YOUR INSTRUCTIONS: Copy out each line that mentions the word "Pain".

EXTRACTED ENTRIES:

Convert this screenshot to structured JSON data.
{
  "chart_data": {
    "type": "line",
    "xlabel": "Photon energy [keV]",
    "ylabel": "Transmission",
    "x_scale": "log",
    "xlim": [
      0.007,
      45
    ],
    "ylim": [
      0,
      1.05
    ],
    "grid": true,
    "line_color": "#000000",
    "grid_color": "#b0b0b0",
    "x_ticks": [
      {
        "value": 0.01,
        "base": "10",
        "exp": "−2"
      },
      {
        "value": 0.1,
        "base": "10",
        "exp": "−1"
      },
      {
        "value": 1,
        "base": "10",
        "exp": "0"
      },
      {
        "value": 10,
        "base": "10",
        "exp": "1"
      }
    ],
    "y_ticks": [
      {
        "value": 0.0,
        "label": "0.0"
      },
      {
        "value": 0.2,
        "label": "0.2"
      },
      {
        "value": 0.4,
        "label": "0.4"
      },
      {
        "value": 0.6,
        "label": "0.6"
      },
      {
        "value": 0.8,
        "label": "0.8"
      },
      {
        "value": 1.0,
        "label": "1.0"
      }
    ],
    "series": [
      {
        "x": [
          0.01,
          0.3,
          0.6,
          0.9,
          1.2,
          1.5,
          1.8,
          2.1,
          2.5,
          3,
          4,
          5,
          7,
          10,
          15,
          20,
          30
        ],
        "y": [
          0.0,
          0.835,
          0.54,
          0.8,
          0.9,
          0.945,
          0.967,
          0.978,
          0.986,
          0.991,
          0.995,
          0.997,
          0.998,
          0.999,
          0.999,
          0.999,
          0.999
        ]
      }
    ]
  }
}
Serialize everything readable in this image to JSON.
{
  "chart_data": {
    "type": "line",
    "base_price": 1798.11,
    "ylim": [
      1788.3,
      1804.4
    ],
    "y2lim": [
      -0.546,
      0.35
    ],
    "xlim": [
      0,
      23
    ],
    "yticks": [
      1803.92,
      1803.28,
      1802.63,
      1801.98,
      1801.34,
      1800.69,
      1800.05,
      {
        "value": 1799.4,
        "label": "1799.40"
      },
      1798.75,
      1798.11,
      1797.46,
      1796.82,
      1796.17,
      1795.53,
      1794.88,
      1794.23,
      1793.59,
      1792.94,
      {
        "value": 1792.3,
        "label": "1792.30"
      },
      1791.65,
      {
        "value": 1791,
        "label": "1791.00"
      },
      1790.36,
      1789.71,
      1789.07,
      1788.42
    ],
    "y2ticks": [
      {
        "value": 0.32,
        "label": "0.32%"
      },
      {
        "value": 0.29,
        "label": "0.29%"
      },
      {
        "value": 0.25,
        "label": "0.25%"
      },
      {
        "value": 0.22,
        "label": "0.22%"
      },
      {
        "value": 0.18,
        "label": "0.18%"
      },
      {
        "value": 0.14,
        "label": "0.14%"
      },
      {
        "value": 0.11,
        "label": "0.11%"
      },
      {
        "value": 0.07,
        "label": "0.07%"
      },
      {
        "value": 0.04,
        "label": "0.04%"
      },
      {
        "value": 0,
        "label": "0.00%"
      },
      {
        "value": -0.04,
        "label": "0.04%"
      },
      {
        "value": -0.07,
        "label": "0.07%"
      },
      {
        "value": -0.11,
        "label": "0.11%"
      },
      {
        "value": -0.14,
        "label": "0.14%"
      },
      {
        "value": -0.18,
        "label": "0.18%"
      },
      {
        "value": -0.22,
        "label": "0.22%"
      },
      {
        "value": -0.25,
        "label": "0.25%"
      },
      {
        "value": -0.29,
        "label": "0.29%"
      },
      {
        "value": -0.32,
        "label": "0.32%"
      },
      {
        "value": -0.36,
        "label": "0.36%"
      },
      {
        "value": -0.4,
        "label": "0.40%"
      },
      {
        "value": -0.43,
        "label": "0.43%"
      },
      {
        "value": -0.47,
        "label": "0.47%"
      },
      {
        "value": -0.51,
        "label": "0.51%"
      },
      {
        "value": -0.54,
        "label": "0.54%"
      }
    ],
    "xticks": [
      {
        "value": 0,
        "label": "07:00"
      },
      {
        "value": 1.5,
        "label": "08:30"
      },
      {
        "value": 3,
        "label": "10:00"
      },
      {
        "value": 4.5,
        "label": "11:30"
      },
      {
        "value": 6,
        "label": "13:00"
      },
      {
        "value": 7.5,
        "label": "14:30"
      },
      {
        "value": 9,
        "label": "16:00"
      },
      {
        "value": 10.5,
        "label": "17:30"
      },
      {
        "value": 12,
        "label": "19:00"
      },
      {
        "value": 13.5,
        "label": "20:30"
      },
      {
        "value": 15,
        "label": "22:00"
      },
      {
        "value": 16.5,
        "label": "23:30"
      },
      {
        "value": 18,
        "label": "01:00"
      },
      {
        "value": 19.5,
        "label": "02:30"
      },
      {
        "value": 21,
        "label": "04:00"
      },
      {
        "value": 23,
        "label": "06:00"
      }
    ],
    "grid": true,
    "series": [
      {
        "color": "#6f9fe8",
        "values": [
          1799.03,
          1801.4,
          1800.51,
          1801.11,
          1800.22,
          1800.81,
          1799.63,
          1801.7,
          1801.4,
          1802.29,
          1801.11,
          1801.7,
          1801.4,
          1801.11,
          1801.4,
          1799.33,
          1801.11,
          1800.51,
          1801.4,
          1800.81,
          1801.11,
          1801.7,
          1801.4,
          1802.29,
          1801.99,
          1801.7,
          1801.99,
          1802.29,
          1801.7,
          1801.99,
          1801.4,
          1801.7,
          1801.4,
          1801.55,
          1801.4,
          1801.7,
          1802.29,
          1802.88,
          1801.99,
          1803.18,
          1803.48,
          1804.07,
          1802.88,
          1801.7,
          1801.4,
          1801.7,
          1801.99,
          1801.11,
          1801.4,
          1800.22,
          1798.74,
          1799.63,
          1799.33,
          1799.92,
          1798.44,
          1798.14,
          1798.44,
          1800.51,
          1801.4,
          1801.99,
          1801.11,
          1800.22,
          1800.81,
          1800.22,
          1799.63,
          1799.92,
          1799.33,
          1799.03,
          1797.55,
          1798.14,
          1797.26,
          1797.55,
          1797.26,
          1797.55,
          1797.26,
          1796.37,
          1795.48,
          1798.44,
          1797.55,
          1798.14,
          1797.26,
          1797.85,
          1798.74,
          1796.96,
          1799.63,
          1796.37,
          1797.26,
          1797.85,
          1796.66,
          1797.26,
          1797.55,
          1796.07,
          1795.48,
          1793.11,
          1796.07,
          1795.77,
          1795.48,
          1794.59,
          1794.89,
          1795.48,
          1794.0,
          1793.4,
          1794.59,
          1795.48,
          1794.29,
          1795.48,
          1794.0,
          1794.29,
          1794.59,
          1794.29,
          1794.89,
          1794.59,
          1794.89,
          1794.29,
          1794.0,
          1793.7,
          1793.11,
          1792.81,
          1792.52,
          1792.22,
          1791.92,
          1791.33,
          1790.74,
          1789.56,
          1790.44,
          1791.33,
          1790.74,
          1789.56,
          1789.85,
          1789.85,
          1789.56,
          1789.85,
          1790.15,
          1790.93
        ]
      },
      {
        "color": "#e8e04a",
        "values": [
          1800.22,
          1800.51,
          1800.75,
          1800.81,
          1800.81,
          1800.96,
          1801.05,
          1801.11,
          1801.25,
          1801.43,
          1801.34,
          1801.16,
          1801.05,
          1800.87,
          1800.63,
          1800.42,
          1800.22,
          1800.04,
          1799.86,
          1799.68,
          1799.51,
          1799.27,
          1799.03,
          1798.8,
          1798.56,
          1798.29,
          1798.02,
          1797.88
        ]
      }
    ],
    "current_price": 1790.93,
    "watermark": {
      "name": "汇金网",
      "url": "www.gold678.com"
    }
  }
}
...
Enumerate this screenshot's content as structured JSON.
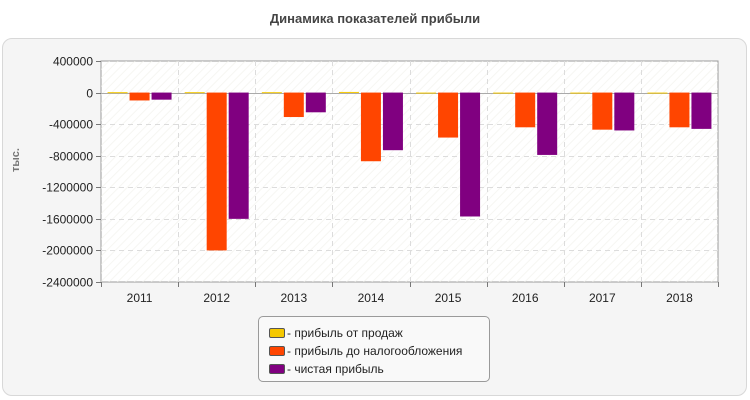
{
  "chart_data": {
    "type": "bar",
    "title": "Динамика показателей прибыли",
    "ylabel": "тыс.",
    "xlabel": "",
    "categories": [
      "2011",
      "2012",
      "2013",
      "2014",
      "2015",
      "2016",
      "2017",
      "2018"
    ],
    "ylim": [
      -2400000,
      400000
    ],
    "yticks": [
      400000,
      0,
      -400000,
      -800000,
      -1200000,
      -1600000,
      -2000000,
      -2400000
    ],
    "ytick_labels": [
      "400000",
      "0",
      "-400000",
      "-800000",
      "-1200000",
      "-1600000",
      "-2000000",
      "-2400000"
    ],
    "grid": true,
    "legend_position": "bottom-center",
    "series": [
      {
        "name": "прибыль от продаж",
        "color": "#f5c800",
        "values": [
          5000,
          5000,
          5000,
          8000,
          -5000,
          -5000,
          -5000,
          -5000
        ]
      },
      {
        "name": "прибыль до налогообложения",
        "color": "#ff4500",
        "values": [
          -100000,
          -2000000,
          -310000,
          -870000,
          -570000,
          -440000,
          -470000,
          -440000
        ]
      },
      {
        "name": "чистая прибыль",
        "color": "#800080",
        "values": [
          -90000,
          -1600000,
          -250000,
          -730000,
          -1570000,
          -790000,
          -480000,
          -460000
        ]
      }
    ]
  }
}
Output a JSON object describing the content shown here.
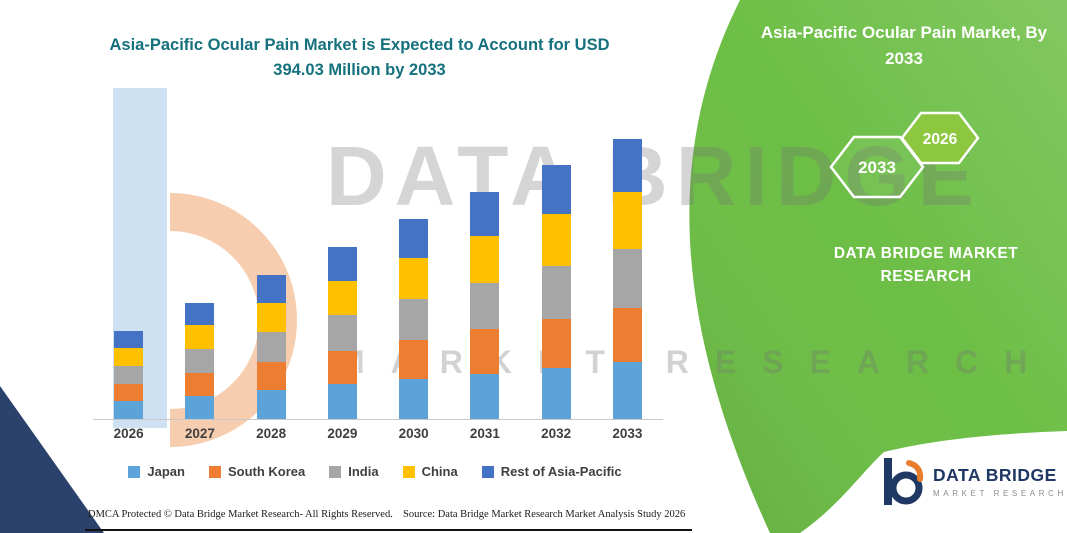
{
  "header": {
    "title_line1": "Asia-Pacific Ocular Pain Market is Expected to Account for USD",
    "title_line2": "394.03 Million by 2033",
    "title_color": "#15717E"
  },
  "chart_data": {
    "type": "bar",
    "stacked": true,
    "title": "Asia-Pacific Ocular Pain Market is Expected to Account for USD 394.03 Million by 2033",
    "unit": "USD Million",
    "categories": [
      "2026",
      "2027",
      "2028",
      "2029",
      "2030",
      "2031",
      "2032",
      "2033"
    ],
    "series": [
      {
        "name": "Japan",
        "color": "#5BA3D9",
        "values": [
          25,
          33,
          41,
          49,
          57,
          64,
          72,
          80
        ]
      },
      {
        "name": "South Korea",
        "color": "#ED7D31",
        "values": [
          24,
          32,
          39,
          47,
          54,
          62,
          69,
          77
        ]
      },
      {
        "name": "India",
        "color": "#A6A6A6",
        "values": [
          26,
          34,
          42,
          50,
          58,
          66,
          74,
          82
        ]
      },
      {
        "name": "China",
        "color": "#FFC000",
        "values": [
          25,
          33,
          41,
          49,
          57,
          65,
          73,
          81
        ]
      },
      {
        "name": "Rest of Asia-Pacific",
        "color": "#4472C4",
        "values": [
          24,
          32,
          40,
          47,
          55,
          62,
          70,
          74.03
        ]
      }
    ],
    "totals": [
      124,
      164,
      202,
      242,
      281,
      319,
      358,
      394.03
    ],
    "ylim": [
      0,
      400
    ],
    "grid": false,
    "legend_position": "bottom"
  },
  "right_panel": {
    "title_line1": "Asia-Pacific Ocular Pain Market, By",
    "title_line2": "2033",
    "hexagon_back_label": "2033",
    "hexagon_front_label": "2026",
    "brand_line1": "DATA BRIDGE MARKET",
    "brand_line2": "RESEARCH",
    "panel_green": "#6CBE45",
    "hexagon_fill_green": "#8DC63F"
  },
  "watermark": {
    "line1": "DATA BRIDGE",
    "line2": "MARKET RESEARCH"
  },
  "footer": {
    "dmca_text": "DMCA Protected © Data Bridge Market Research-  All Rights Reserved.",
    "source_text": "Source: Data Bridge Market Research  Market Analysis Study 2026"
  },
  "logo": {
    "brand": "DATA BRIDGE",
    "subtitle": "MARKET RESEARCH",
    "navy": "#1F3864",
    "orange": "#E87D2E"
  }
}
* * *
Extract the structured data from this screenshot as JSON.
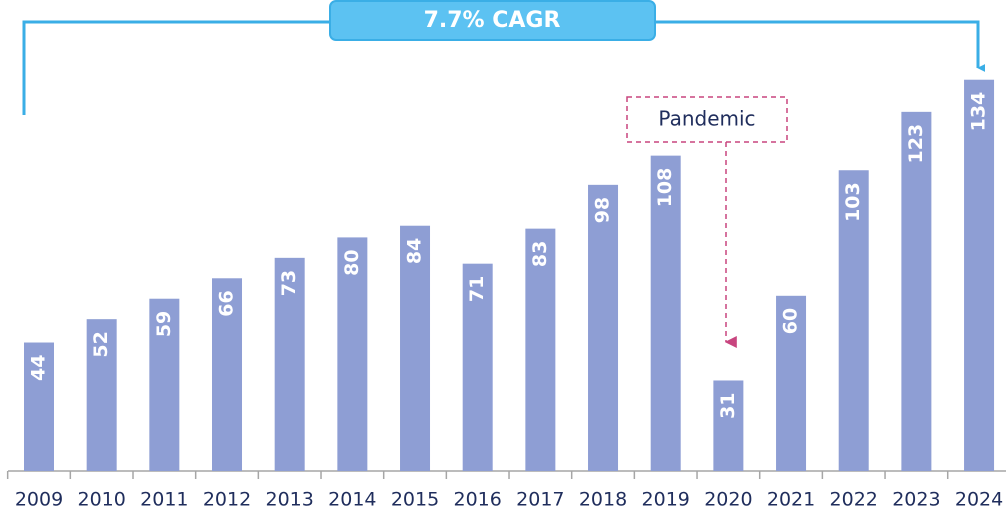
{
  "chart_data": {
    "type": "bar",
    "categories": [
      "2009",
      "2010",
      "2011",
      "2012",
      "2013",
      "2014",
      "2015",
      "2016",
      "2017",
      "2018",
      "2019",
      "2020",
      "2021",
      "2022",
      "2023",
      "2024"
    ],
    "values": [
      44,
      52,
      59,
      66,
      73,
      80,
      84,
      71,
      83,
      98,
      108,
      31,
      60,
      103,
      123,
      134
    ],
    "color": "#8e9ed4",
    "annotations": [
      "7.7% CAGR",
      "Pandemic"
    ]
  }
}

RESULT OF THE TASK:
    "title_line1": "Asia-Pacific Ocular Pain Market is Expected to Account for USD",
    "title": "Asia-Pacific Ocular Pain Market is Expected to Account for USD 394.03 Million by 2033",
    "title_line1": "Asia-Pacific Ocular Pain Market, By",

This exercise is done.